### INSTRUCTIONS FOR THE TASK
Compile every line that includes the word "title".

[Figure dataset records]
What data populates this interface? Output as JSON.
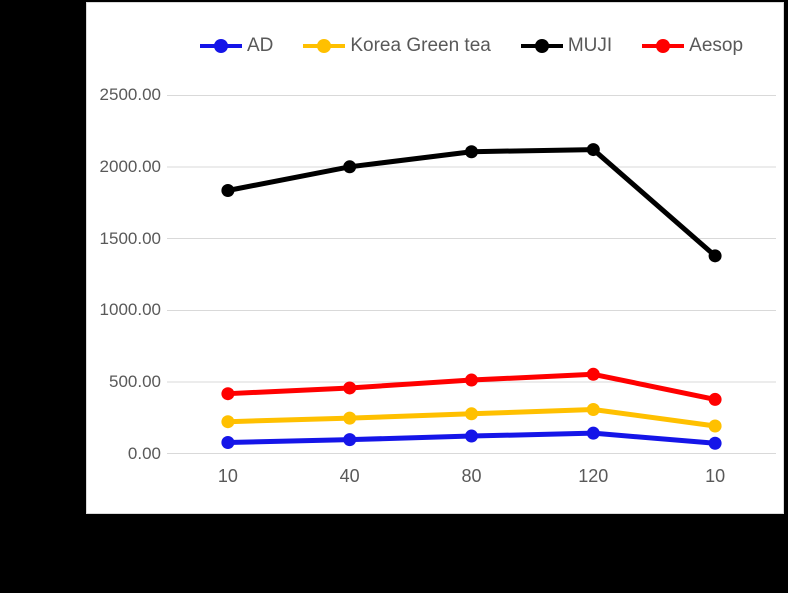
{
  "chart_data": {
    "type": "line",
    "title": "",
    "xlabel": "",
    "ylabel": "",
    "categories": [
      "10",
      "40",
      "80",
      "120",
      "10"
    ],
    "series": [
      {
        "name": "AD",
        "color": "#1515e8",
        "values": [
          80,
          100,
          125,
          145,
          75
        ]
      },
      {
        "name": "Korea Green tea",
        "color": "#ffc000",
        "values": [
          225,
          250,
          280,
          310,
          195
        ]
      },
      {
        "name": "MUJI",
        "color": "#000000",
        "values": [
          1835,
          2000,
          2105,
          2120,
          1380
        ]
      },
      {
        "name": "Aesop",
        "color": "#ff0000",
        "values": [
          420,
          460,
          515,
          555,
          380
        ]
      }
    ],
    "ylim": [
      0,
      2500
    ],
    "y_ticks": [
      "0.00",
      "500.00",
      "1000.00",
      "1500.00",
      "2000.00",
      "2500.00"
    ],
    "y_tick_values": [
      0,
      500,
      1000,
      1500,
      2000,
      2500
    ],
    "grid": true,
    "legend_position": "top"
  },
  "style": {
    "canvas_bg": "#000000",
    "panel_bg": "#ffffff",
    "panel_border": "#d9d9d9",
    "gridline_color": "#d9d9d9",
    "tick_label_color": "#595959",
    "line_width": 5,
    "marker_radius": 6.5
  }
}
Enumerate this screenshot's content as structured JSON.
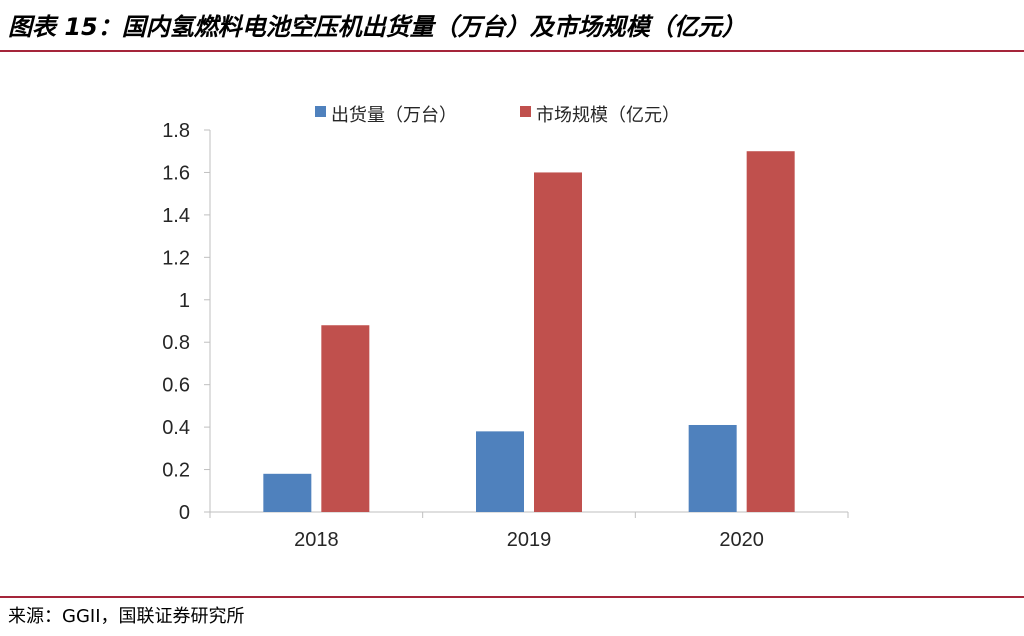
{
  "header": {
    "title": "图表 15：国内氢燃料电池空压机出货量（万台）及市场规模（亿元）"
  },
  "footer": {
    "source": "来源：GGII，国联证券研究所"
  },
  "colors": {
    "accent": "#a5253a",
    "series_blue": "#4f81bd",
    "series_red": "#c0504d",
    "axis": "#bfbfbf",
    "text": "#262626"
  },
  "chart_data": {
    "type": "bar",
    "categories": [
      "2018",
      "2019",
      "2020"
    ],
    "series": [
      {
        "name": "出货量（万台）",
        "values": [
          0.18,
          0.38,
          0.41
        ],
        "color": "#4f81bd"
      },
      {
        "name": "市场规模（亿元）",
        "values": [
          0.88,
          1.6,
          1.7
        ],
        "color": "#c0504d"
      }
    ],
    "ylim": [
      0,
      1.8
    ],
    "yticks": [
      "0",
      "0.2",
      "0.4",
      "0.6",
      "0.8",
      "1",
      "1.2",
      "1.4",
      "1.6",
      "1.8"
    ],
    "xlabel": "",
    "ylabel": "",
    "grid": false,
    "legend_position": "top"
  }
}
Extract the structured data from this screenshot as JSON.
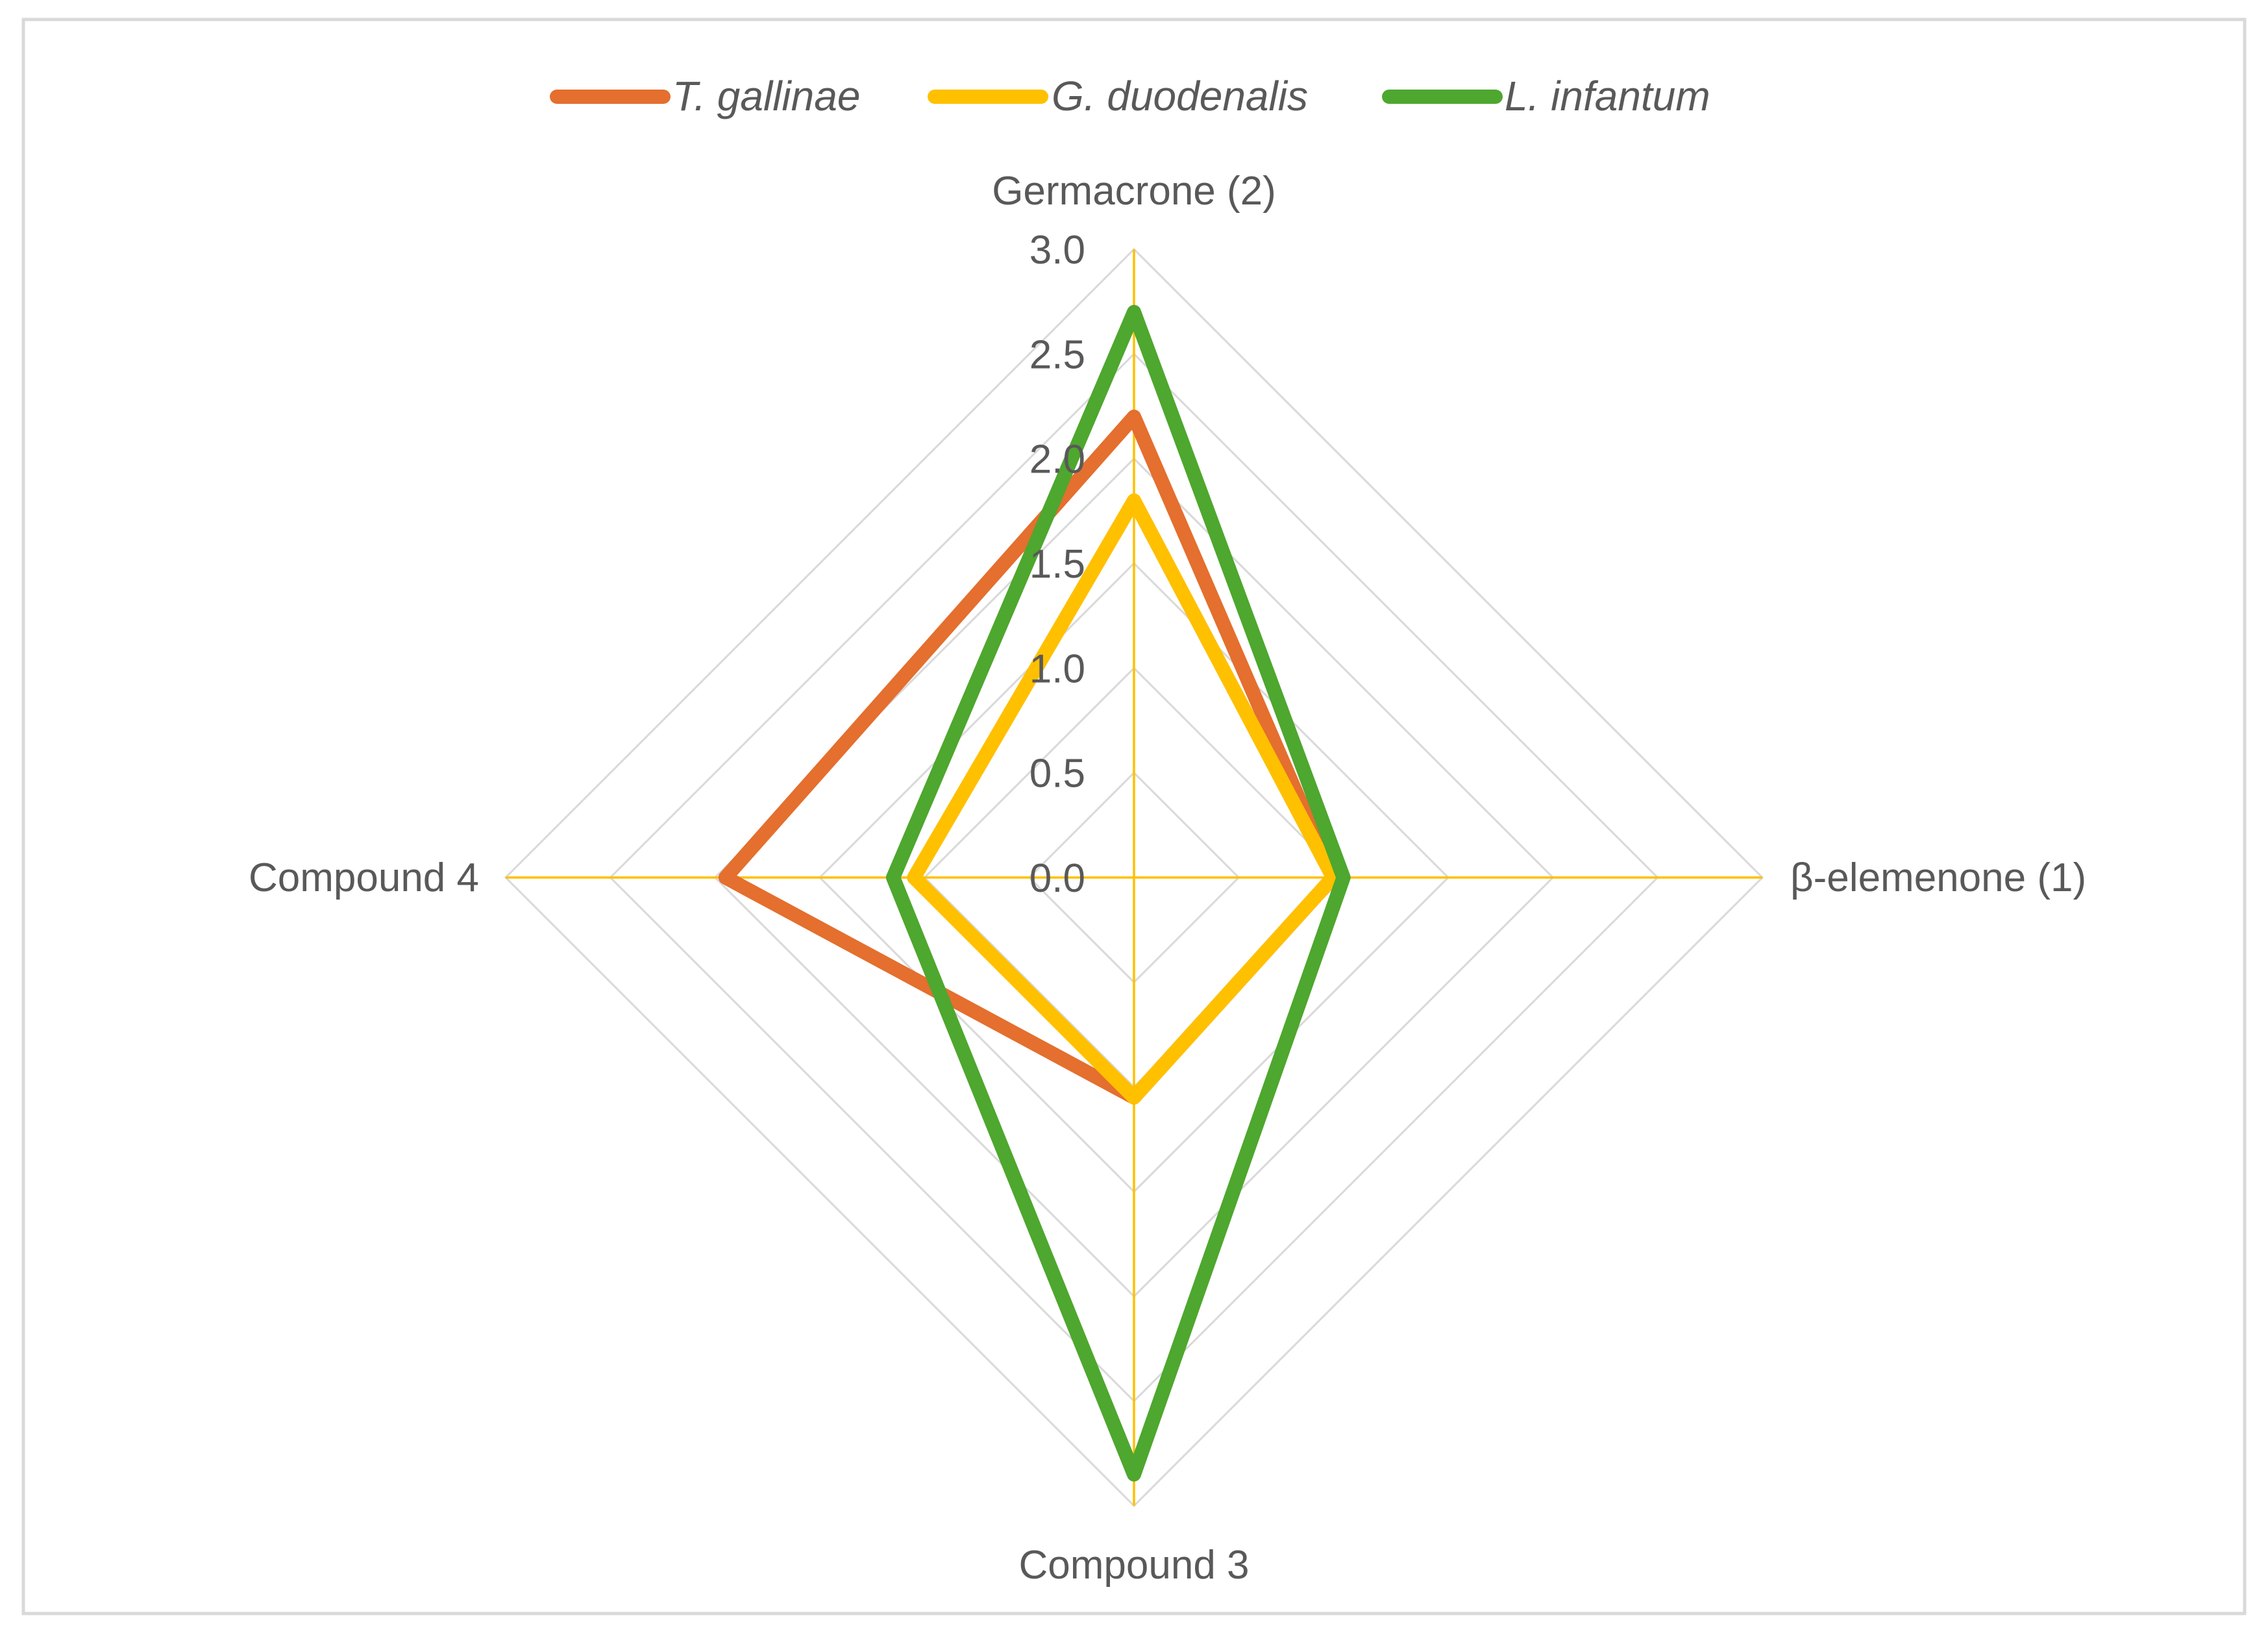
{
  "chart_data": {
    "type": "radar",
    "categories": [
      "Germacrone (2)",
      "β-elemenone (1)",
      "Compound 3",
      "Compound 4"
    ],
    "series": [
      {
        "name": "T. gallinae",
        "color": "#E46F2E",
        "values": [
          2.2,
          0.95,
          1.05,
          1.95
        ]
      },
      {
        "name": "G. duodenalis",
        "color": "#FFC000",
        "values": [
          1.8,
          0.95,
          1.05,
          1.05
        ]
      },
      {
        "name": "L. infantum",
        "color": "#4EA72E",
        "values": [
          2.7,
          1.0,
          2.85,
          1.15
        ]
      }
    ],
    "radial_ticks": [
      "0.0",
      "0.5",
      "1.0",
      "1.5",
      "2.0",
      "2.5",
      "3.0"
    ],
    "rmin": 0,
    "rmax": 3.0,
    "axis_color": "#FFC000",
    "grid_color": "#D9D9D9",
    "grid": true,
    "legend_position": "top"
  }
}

### EXERCISE RESULT
    "title": "",
    "title": "图表 15：国内氢燃料电池空压机出货量（万台）及市场规模（亿元）"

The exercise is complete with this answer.